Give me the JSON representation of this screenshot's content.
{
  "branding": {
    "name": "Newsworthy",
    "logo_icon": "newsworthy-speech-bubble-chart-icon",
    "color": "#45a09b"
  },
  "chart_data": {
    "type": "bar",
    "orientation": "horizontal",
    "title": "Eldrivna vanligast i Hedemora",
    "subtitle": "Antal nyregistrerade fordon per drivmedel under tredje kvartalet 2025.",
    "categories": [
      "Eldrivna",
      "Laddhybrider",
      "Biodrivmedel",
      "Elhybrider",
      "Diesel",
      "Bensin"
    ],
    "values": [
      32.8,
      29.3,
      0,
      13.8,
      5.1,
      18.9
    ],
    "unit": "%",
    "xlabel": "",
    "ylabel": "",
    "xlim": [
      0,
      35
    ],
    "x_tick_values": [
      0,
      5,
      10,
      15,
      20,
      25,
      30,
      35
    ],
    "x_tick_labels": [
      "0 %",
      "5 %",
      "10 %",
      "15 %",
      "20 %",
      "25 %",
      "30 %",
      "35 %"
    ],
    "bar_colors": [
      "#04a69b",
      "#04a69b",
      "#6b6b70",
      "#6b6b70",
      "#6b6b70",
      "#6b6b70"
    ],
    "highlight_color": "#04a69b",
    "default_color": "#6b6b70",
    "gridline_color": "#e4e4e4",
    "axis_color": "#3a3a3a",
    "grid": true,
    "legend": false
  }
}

TASK REQUIREMENTS:
Write out every line of the preceding listing that contains "Eldrivna".

SOLUTION TO THIS PROBLEM:
    "title": "Eldrivna vanligast i Hedemora",
      "Eldrivna",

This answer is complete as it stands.